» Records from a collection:
* BEGIN *
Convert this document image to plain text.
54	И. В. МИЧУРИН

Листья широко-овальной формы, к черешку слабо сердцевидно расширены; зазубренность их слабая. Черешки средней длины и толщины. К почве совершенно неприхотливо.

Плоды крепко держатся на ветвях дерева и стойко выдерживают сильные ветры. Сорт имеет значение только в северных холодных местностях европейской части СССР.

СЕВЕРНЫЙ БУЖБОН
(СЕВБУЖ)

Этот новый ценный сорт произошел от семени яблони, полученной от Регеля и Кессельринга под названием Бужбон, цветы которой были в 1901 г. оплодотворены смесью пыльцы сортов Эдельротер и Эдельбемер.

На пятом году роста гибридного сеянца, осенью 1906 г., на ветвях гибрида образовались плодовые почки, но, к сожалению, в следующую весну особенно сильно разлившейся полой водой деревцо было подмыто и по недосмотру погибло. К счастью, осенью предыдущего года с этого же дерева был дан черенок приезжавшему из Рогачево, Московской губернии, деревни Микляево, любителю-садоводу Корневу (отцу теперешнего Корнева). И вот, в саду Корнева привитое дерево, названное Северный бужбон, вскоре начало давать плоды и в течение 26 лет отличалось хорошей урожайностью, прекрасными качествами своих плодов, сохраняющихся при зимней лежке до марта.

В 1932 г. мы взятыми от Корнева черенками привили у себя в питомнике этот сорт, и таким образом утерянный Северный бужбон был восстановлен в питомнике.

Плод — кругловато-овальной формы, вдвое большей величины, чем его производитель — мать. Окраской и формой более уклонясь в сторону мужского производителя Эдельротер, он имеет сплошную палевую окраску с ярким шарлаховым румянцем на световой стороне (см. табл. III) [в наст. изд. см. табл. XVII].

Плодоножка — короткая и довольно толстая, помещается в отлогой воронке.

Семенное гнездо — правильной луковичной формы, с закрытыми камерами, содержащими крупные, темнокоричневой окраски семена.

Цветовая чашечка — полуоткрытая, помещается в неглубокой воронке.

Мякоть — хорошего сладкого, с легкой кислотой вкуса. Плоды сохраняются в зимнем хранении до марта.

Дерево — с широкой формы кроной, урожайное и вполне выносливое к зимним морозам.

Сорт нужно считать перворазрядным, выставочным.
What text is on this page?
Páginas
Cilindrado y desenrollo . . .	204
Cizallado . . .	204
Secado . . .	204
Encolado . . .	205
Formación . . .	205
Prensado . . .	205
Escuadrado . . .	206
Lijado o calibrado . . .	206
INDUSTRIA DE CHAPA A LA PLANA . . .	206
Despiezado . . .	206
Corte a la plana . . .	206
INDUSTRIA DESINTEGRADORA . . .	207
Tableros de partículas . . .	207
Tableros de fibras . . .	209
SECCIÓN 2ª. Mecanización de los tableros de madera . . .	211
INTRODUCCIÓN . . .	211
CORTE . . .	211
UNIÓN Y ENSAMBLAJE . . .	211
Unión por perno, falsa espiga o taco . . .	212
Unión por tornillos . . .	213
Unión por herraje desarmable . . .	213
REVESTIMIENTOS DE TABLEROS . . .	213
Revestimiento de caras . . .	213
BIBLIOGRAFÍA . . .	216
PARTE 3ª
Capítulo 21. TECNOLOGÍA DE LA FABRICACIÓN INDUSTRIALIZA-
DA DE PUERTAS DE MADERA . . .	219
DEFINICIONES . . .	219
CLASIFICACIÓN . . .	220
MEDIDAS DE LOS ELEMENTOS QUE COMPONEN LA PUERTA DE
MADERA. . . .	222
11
* END *
» Goal: Pick every line with "Эдельротер" in it and copy it.

» Exercise result:
Этот новый ценный сорт произошел от семени яблони, полученной от Регеля и Кессельринга под названием Бужбон, цветы которой были в 1901 г. оплодотворены смесью пыльцы сортов Эдельротер и Эдельбемер.
Плод — кругловато-овальной формы, вдвое большей величины, чем его производитель — мать. Окраской и формой более уклонясь в сторону мужского производителя Эдельротер, он имеет сплошную палевую окраску с ярким шарлаховым румянцем на световой стороне (см. табл. III) [в наст. изд. см. табл. XVII].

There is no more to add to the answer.